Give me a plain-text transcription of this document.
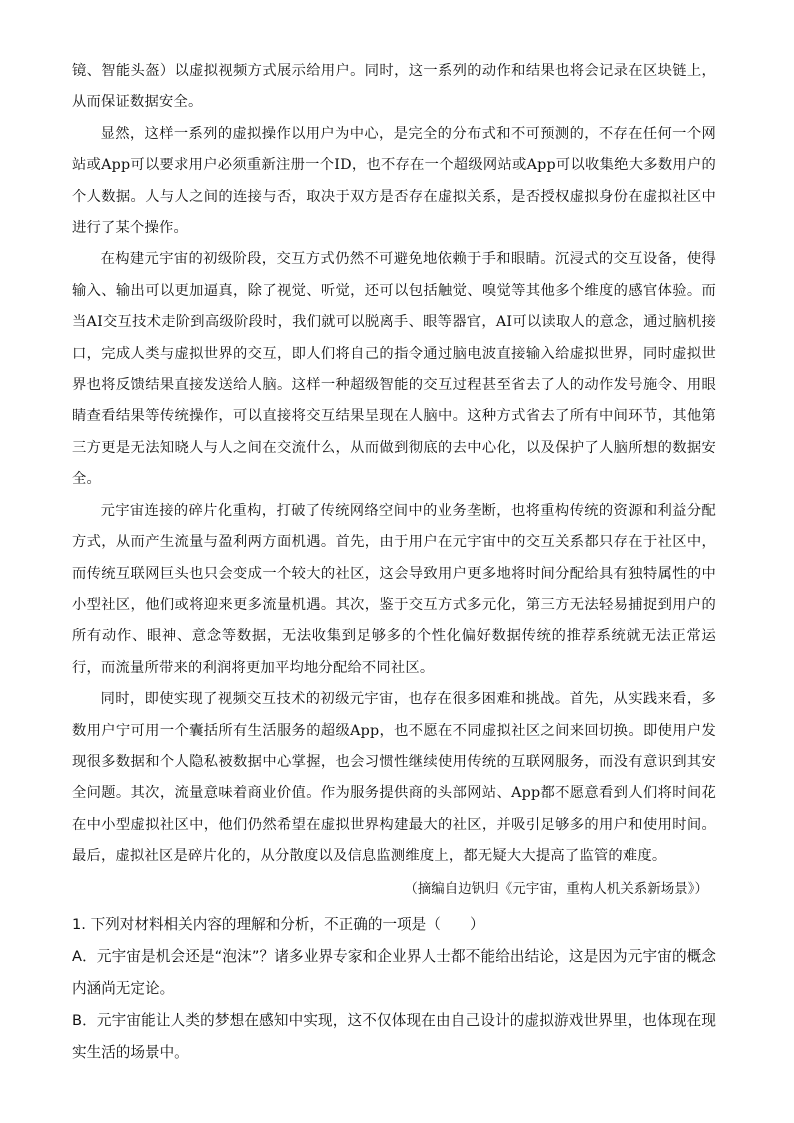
镜、智能头盔）以虚拟视频方式展示给用户。同时，这一系列的动作和结果也将会记录在区块链上，从而保证数据安全。

显然，这样一系列的虚拟操作以用户为中心，是完全的分布式和不可预测的，不存在任何一个网站或App可以要求用户必须重新注册一个ID，也不存在一个超级网站或App可以收集绝大多数用户的个人数据。人与人之间的连接与否，取决于双方是否存在虚拟关系，是否授权虚拟身份在虚拟社区中进行了某个操作。

在构建元宇宙的初级阶段，交互方式仍然不可避免地依赖于手和眼睛。沉浸式的交互设备，使得输入、输出可以更加逼真，除了视觉、听觉，还可以包括触觉、嗅觉等其他多个维度的感官体验。而当AI交互技术走阶到高级阶段时，我们就可以脱离手、眼等器官，AI可以读取人的意念，通过脑机接口，完成人类与虚拟世界的交互，即人们将自己的指令通过脑电波直接输入给虚拟世界，同时虚拟世界也将反馈结果直接发送给人脑。这样一种超级智能的交互过程甚至省去了人的动作发号施令、用眼睛查看结果等传统操作，可以直接将交互结果呈现在人脑中。这种方式省去了所有中间环节，其他第三方更是无法知晓人与人之间在交流什么，从而做到彻底的去中心化，以及保护了人脑所想的数据安全。

元宇宙连接的碎片化重构，打破了传统网络空间中的业务垄断，也将重构传统的资源和利益分配方式，从而产生流量与盈利两方面机遇。首先，由于用户在元宇宙中的交互关系都只存在于社区中，而传统互联网巨头也只会变成一个较大的社区，这会导致用户更多地将时间分配给具有独特属性的中小型社区，他们或将迎来更多流量机遇。其次，鉴于交互方式多元化，第三方无法轻易捕捉到用户的所有动作、眼神、意念等数据，无法收集到足够多的个性化偏好数据传统的推荐系统就无法正常运行，而流量所带来的利润将更加平均地分配给不同社区。

同时，即使实现了视频交互技术的初级元宇宙，也存在很多困难和挑战。首先，从实践来看，多数用户宁可用一个囊括所有生活服务的超级App，也不愿在不同虚拟社区之间来回切换。即使用户发现很多数据和个人隐私被数据中心掌握，也会习惯性继续使用传统的互联网服务，而没有意识到其安全问题。其次，流量意味着商业价值。作为服务提供商的头部网站、App都不愿意看到人们将时间花在中小型虚拟社区中，他们仍然希望在虚拟世界构建最大的社区，并吸引足够多的用户和使用时间。最后，虚拟社区是碎片化的，从分散度以及信息监测维度上，都无疑大大提高了监管的难度。

（摘编自边钒归《元宇宙，重构人机关系新场景》）

1. 下列对材料相关内容的理解和分析，不正确的一项是（　　）

A．元宇宙是机会还是“泡沫”？诸多业界专家和企业界人士都不能给出结论，这是因为元宇宙的概念内涵尚无定论。

B．元宇宙能让人类的梦想在感知中实现，这不仅体现在由自己设计的虚拟游戏世界里，也体现在现实生活的场景中。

• _Written request_
Repeat everything in the records precisely. Images are excluded from the copy.

• _Task response_
Give me a plain-text transcription of this document.
镜、智能头盔）以虚拟视频方式展示给用户。同时，这一系列的动作和结果也将会记录在区块链上，从而保证数据安全。

显然，这样一系列的虚拟操作以用户为中心，是完全的分布式和不可预测的，不存在任何一个网站或App可以要求用户必须重新注册一个ID，也不存在一个超级网站或App可以收集绝大多数用户的个人数据。人与人之间的连接与否，取决于双方是否存在虚拟关系，是否授权虚拟身份在虚拟社区中进行了某个操作。

在构建元宇宙的初级阶段，交互方式仍然不可避免地依赖于手和眼睛。沉浸式的交互设备，使得输入、输出可以更加逼真，除了视觉、听觉，还可以包括触觉、嗅觉等其他多个维度的感官体验。而当AI交互技术走阶到高级阶段时，我们就可以脱离手、眼等器官，AI可以读取人的意念，通过脑机接口，完成人类与虚拟世界的交互，即人们将自己的指令通过脑电波直接输入给虚拟世界，同时虚拟世界也将反馈结果直接发送给人脑。这样一种超级智能的交互过程甚至省去了人的动作发号施令、用眼睛查看结果等传统操作，可以直接将交互结果呈现在人脑中。这种方式省去了所有中间环节，其他第三方更是无法知晓人与人之间在交流什么，从而做到彻底的去中心化，以及保护了人脑所想的数据安全。

元宇宙连接的碎片化重构，打破了传统网络空间中的业务垄断，也将重构传统的资源和利益分配方式，从而产生流量与盈利两方面机遇。首先，由于用户在元宇宙中的交互关系都只存在于社区中，而传统互联网巨头也只会变成一个较大的社区，这会导致用户更多地将时间分配给具有独特属性的中小型社区，他们或将迎来更多流量机遇。其次，鉴于交互方式多元化，第三方无法轻易捕捉到用户的所有动作、眼神、意念等数据，无法收集到足够多的个性化偏好数据传统的推荐系统就无法正常运行，而流量所带来的利润将更加平均地分配给不同社区。

同时，即使实现了视频交互技术的初级元宇宙，也存在很多困难和挑战。首先，从实践来看，多数用户宁可用一个囊括所有生活服务的超级App，也不愿在不同虚拟社区之间来回切换。即使用户发现很多数据和个人隐私被数据中心掌握，也会习惯性继续使用传统的互联网服务，而没有意识到其安全问题。其次，流量意味着商业价值。作为服务提供商的头部网站、App都不愿意看到人们将时间花在中小型虚拟社区中，他们仍然希望在虚拟世界构建最大的社区，并吸引足够多的用户和使用时间。最后，虚拟社区是碎片化的，从分散度以及信息监测维度上，都无疑大大提高了监管的难度。

（摘编自边钒归《元宇宙，重构人机关系新场景》）

1. 下列对材料相关内容的理解和分析，不正确的一项是（　　）

A．元宇宙是机会还是“泡沫”？诸多业界专家和企业界人士都不能给出结论，这是因为元宇宙的概念内涵尚无定论。

B．元宇宙能让人类的梦想在感知中实现，这不仅体现在由自己设计的虚拟游戏世界里，也体现在现实生活的场景中。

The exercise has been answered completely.